Data entries
┌────────
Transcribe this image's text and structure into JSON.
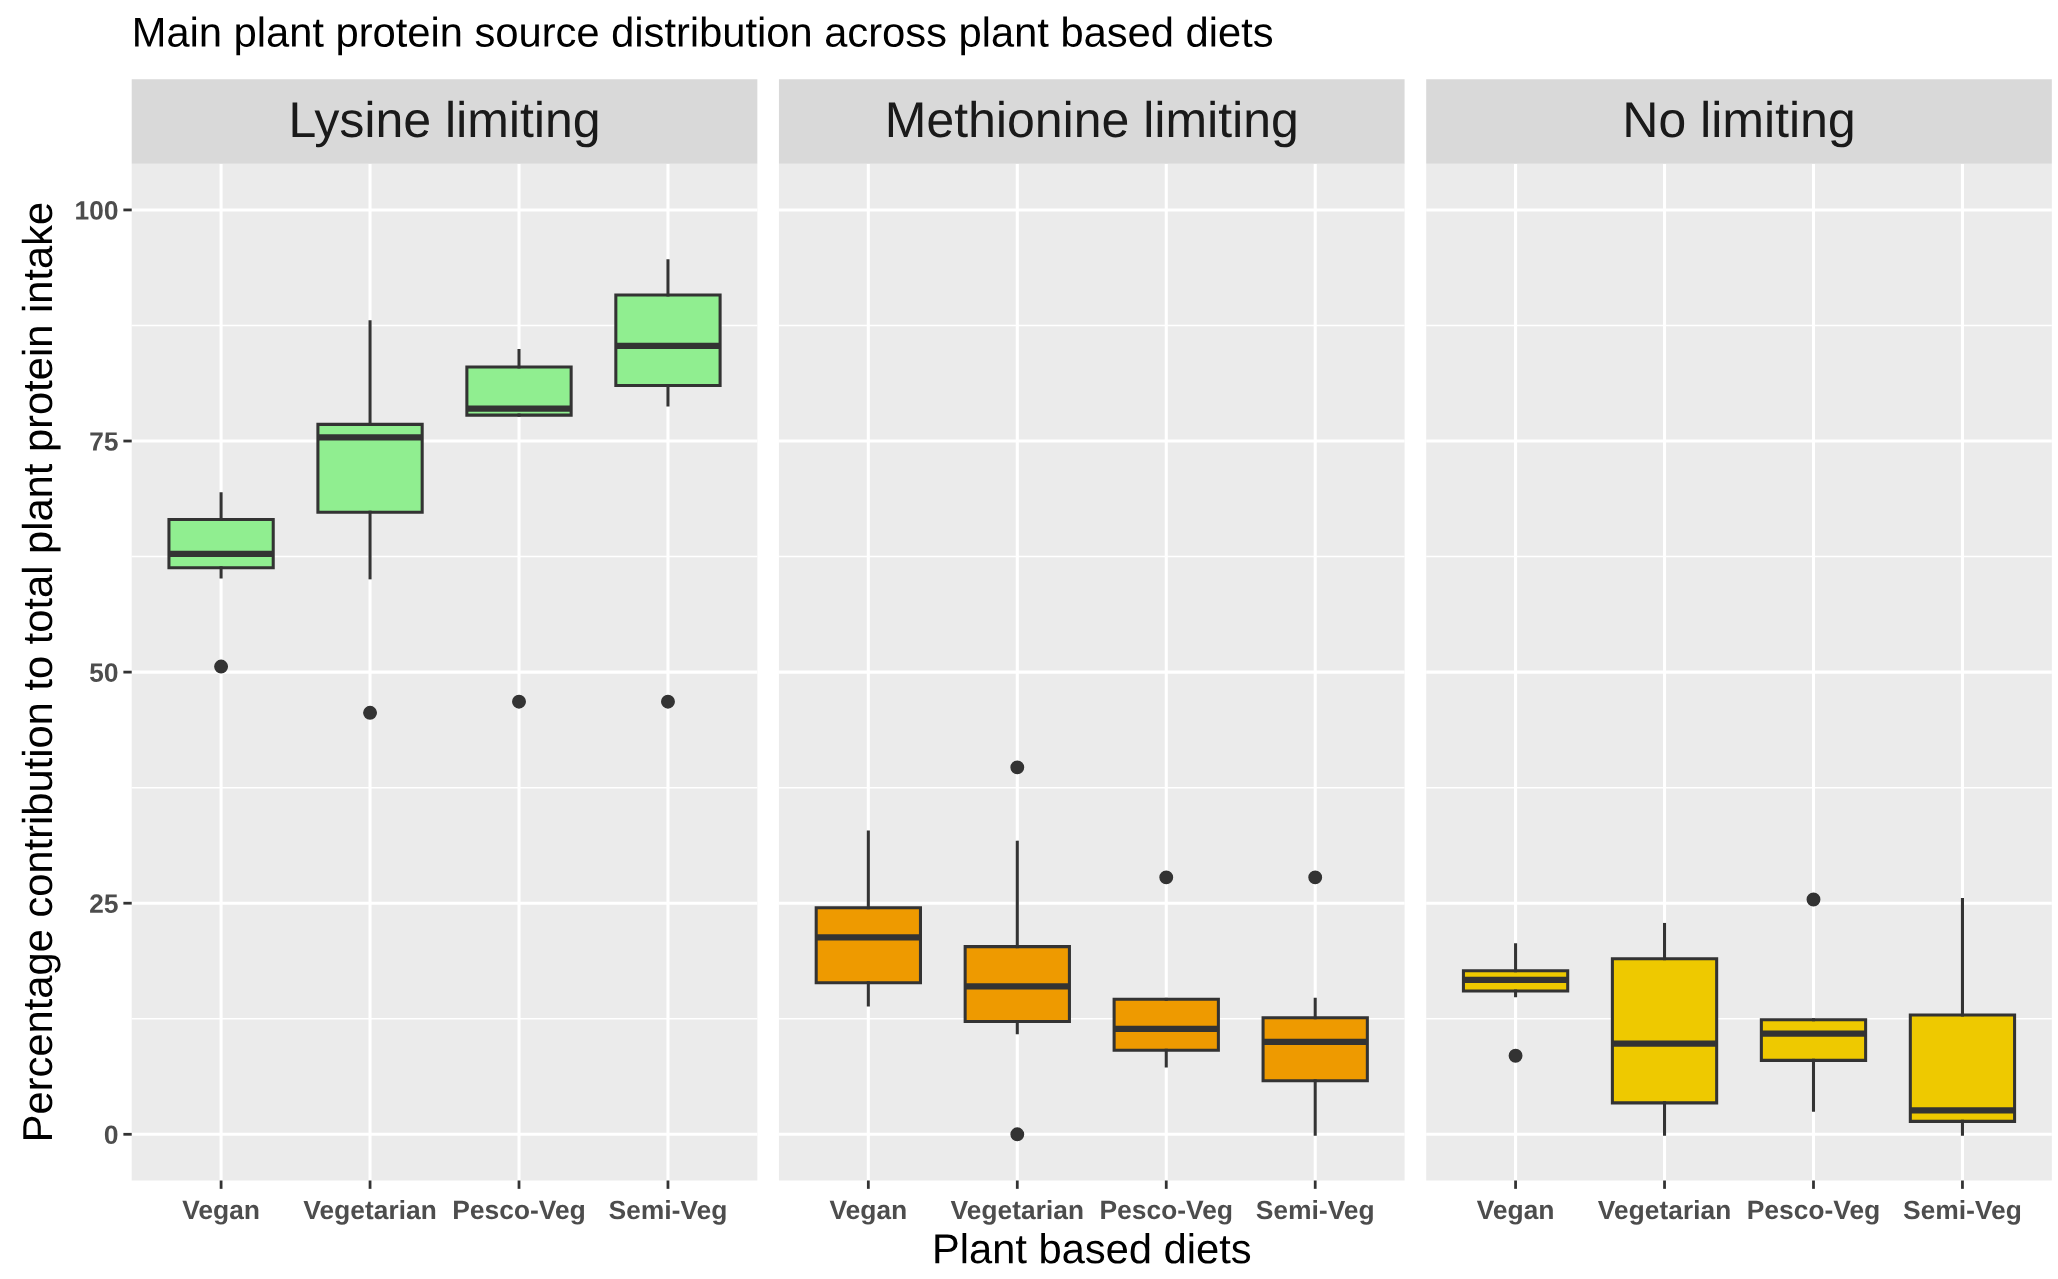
{
  "chart_data": [
    {
      "type": "box",
      "title": "Lysine limiting",
      "ylabel": "Percentage contribution to total plant protein intake",
      "annotations": [
        "Main plant protein source distribution across plant based diets"
      ],
      "categories": [
        "Vegan",
        "Vegetarian",
        "Pesco-Veg",
        "Semi-Veg"
      ],
      "color": "#90ee90",
      "ylim": [
        -5,
        105
      ],
      "yticks": [
        0,
        {
          "value": 12.5,
          "label": null
        },
        25,
        {
          "value": 37.5,
          "label": null
        },
        50,
        {
          "value": 62.5,
          "label": null
        },
        75,
        {
          "value": 87.5,
          "label": null
        },
        100
      ],
      "grid": true,
      "boxes": [
        {
          "low": 60.3,
          "q1": 61.3,
          "median": 62.8,
          "q3": 66.5,
          "high": 69.3,
          "outliers": [
            50.6
          ]
        },
        {
          "low": 60.2,
          "q1": 67.3,
          "median": 75.4,
          "q3": 76.8,
          "high": 87.9,
          "outliers": [
            45.6
          ]
        },
        {
          "low": 77.8,
          "q1": 77.8,
          "median": 78.5,
          "q3": 83.0,
          "high": 84.8,
          "outliers": [
            46.8
          ]
        },
        {
          "low": 78.9,
          "q1": 81.0,
          "median": 85.3,
          "q3": 90.8,
          "high": 94.5,
          "outliers": [
            46.8
          ]
        }
      ]
    },
    {
      "type": "box",
      "title": "Methionine limiting",
      "xlabel": "Plant based diets",
      "categories": [
        "Vegan",
        "Vegetarian",
        "Pesco-Veg",
        "Semi-Veg"
      ],
      "color": "#ee9a00",
      "ylim": [
        -5,
        105
      ],
      "yticks": [
        0,
        {
          "value": 12.5,
          "label": null
        },
        25,
        {
          "value": 37.5,
          "label": null
        },
        50,
        {
          "value": 62.5,
          "label": null
        },
        75,
        {
          "value": 87.5,
          "label": null
        },
        100
      ],
      "grid": true,
      "tick_labels": "x",
      "boxes": [
        {
          "low": 14.0,
          "q1": 16.4,
          "median": 21.3,
          "q3": 24.5,
          "high": 32.7
        },
        {
          "low": 11.0,
          "q1": 12.2,
          "median": 16.0,
          "q3": 20.3,
          "high": 31.6,
          "outliers": [
            39.7,
            0
          ]
        },
        {
          "low": 7.4,
          "q1": 9.1,
          "median": 11.4,
          "q3": 14.6,
          "high": 14.6,
          "outliers": [
            27.8
          ]
        },
        {
          "low": 0,
          "q1": 5.8,
          "median": 10.0,
          "q3": 12.6,
          "high": 14.6,
          "outliers": [
            27.8
          ]
        }
      ]
    },
    {
      "type": "box",
      "title": "No limiting",
      "categories": [
        "Vegan",
        "Vegetarian",
        "Pesco-Veg",
        "Semi-Veg"
      ],
      "color": "#eec900",
      "ylim": [
        -5,
        105
      ],
      "yticks": [
        0,
        {
          "value": 12.5,
          "label": null
        },
        25,
        {
          "value": 37.5,
          "label": null
        },
        50,
        {
          "value": 62.5,
          "label": null
        },
        75,
        {
          "value": 87.5,
          "label": null
        },
        100
      ],
      "grid": true,
      "tick_labels": "x",
      "boxes": [
        {
          "low": 15.0,
          "q1": 15.5,
          "median": 16.7,
          "q3": 17.7,
          "high": 20.5,
          "outliers": [
            8.5
          ]
        },
        {
          "low": 0,
          "q1": 3.4,
          "median": 9.8,
          "q3": 19.0,
          "high": 22.7
        },
        {
          "low": 2.6,
          "q1": 8.0,
          "median": 10.9,
          "q3": 12.4,
          "high": 12.4,
          "outliers": [
            25.4
          ]
        },
        {
          "low": 0,
          "q1": 1.4,
          "median": 2.6,
          "q3": 12.9,
          "high": 25.4
        }
      ]
    }
  ]
}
└────────
## WHAT THE TASK ASKS
Where a line of the data contains "limiting", copy that line.

## RESPONSE TO THE TASK
      "title": "Lysine limiting",
      "title": "Methionine limiting",
      "title": "No limiting",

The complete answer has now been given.